** BEGIN The data **

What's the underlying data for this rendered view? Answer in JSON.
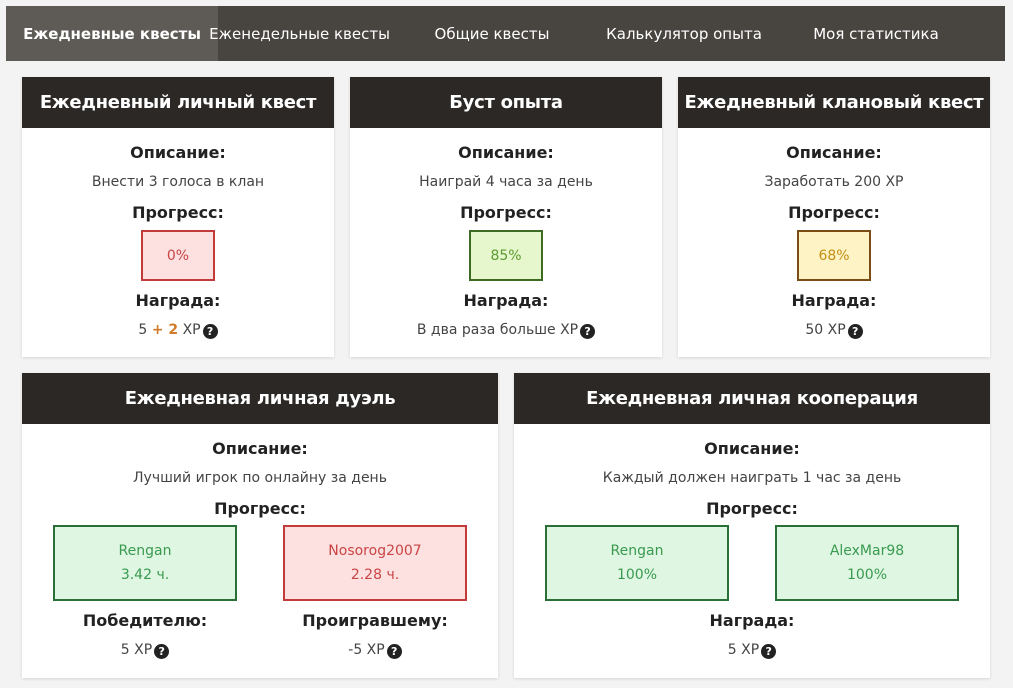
{
  "nav": {
    "tabs": [
      {
        "label": "Ежедневные квесты",
        "active": true
      },
      {
        "label": "Еженедельные квесты",
        "active": false
      },
      {
        "label": "Общие квесты",
        "active": false
      },
      {
        "label": "Калькулятор опыта",
        "active": false
      },
      {
        "label": "Моя статистика",
        "active": false
      }
    ]
  },
  "labels": {
    "description": "Описание:",
    "progress": "Прогресс:",
    "reward": "Награда:",
    "winner": "Победителю:",
    "loser": "Проигравшему:"
  },
  "cards": {
    "personal": {
      "title": "Ежедневный личный квест",
      "description": "Внести 3 голоса в клан",
      "progress": "0%",
      "reward_base": "5",
      "reward_bonus": "+ 2",
      "reward_unit": "XP"
    },
    "boost": {
      "title": "Буст опыта",
      "description": "Наиграй 4 часа за день",
      "progress": "85%",
      "reward": "В два раза больше XP"
    },
    "clan": {
      "title": "Ежедневный клановый квест",
      "description": "Заработать 200 XP",
      "progress": "68%",
      "reward": "50 XP"
    },
    "duel": {
      "title": "Ежедневная личная дуэль",
      "description": "Лучший игрок по онлайну за день",
      "player1": {
        "name": "Rengan",
        "value": "3.42 ч."
      },
      "player2": {
        "name": "Nosorog2007",
        "value": "2.28 ч."
      },
      "winner_reward": "5 XP",
      "loser_reward": "-5 XP"
    },
    "coop": {
      "title": "Ежедневная личная кооперация",
      "description": "Каждый должен наиграть 1 час за день",
      "player1": {
        "name": "Rengan",
        "value": "100%"
      },
      "player2": {
        "name": "AlexMar98",
        "value": "100%"
      },
      "reward": "5 XP"
    }
  },
  "icons": {
    "help": "question-circle-icon"
  },
  "colors": {
    "nav_bg": "#484541",
    "header_bg": "#2b2826",
    "red": "#c23a3a",
    "green": "#3d6b22",
    "yellow": "#7a4d14",
    "mint": "#2b6f38",
    "bonus": "#d07a2a"
  }
}
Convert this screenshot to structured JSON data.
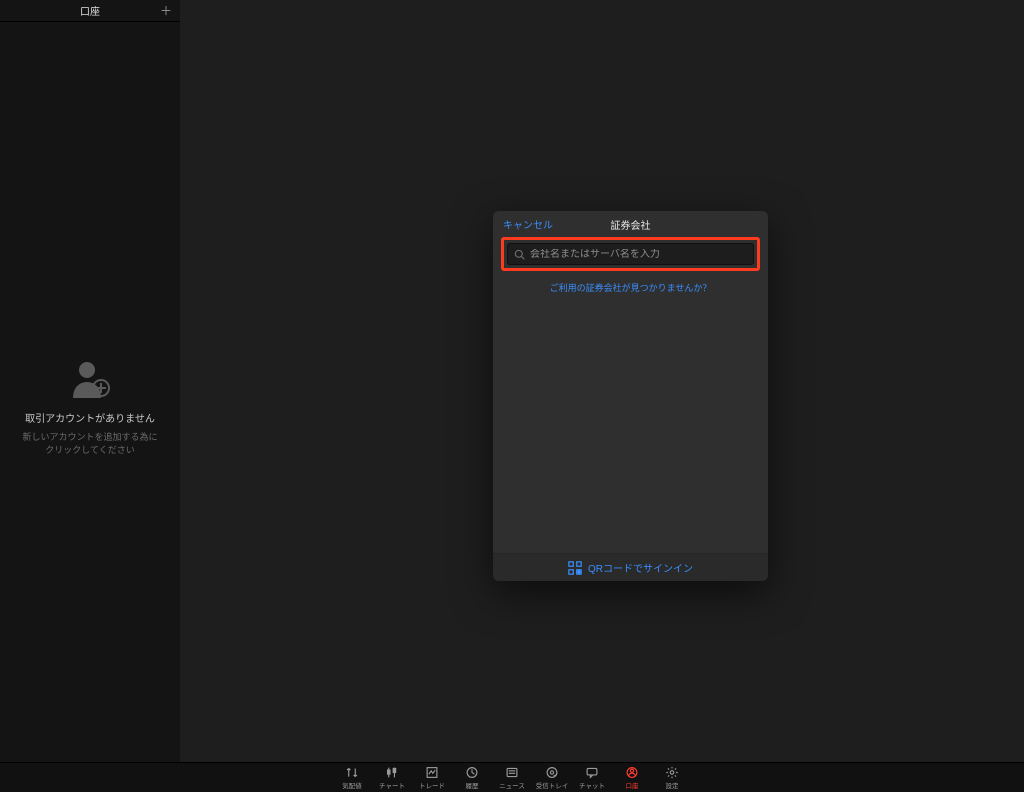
{
  "sidebar": {
    "title": "口座",
    "empty": {
      "line1": "取引アカウントがありません",
      "line2a": "新しいアカウントを追加する為に",
      "line2b": "クリックしてください"
    }
  },
  "modal": {
    "cancel": "キャンセル",
    "title": "証券会社",
    "search_placeholder": "会社名またはサーバ名を入力",
    "not_found_link": "ご利用の証券会社が見つかりませんか？",
    "qr_signin": "QRコードでサインイン"
  },
  "tabs": {
    "quotes": "気配値",
    "chart": "チャート",
    "trade": "トレード",
    "history": "履歴",
    "news": "ニュース",
    "inbox": "受信トレイ",
    "chat": "チャット",
    "account": "口座",
    "settings": "設定"
  },
  "colors": {
    "accent_blue": "#3a8fff",
    "accent_red": "#ff3b30",
    "highlight_border": "#ff3b1f"
  }
}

** END The data **

What the task requires: Repeat each entry above word for word, leaving every picture out.

Output for this exercise:
What's the underlying data for this rendered view? Answer in JSON.
{
  "nav": {
    "tabs": [
      {
        "label": "Ежедневные квесты",
        "active": true
      },
      {
        "label": "Еженедельные квесты",
        "active": false
      },
      {
        "label": "Общие квесты",
        "active": false
      },
      {
        "label": "Калькулятор опыта",
        "active": false
      },
      {
        "label": "Моя статистика",
        "active": false
      }
    ]
  },
  "labels": {
    "description": "Описание:",
    "progress": "Прогресс:",
    "reward": "Награда:",
    "winner": "Победителю:",
    "loser": "Проигравшему:"
  },
  "cards": {
    "personal": {
      "title": "Ежедневный личный квест",
      "description": "Внести 3 голоса в клан",
      "progress": "0%",
      "reward_base": "5",
      "reward_bonus": "+ 2",
      "reward_unit": "XP"
    },
    "boost": {
      "title": "Буст опыта",
      "description": "Наиграй 4 часа за день",
      "progress": "85%",
      "reward": "В два раза больше XP"
    },
    "clan": {
      "title": "Ежедневный клановый квест",
      "description": "Заработать 200 XP",
      "progress": "68%",
      "reward": "50 XP"
    },
    "duel": {
      "title": "Ежедневная личная дуэль",
      "description": "Лучший игрок по онлайну за день",
      "player1": {
        "name": "Rengan",
        "value": "3.42 ч."
      },
      "player2": {
        "name": "Nosorog2007",
        "value": "2.28 ч."
      },
      "winner_reward": "5 XP",
      "loser_reward": "-5 XP"
    },
    "coop": {
      "title": "Ежедневная личная кооперация",
      "description": "Каждый должен наиграть 1 час за день",
      "player1": {
        "name": "Rengan",
        "value": "100%"
      },
      "player2": {
        "name": "AlexMar98",
        "value": "100%"
      },
      "reward": "5 XP"
    }
  },
  "icons": {
    "help": "question-circle-icon"
  },
  "colors": {
    "nav_bg": "#484541",
    "header_bg": "#2b2826",
    "red": "#c23a3a",
    "green": "#3d6b22",
    "yellow": "#7a4d14",
    "mint": "#2b6f38",
    "bonus": "#d07a2a"
  }
}
Convert this screenshot to structured JSON data.
{
  "sidebar": {
    "title": "口座",
    "empty": {
      "line1": "取引アカウントがありません",
      "line2a": "新しいアカウントを追加する為に",
      "line2b": "クリックしてください"
    }
  },
  "modal": {
    "cancel": "キャンセル",
    "title": "証券会社",
    "search_placeholder": "会社名またはサーバ名を入力",
    "not_found_link": "ご利用の証券会社が見つかりませんか？",
    "qr_signin": "QRコードでサインイン"
  },
  "tabs": {
    "quotes": "気配値",
    "chart": "チャート",
    "trade": "トレード",
    "history": "履歴",
    "news": "ニュース",
    "inbox": "受信トレイ",
    "chat": "チャット",
    "account": "口座",
    "settings": "設定"
  },
  "colors": {
    "accent_blue": "#3a8fff",
    "accent_red": "#ff3b30",
    "highlight_border": "#ff3b1f"
  }
}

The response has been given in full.